#### Problem description
You are to retype all of the data exactly as it appears.
:: Available records
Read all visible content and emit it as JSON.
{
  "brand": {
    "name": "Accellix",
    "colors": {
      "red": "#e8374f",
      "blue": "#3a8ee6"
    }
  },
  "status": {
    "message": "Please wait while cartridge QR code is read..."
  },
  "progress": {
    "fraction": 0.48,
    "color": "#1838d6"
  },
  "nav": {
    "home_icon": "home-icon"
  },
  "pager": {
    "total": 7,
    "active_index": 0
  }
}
::::
#### Finished task
Read all visible content and emit it as JSON.
{
  "brand": {
    "name": "Accellix",
    "colors": {
      "red": "#e8374f",
      "blue": "#3a8ee6"
    }
  },
  "status": {
    "message": "Please wait while cartridge QR code is read..."
  },
  "progress": {
    "fraction": 0.48,
    "color": "#1838d6"
  },
  "nav": {
    "home_icon": "home-icon"
  },
  "pager": {
    "total": 7,
    "active_index": 0
  }
}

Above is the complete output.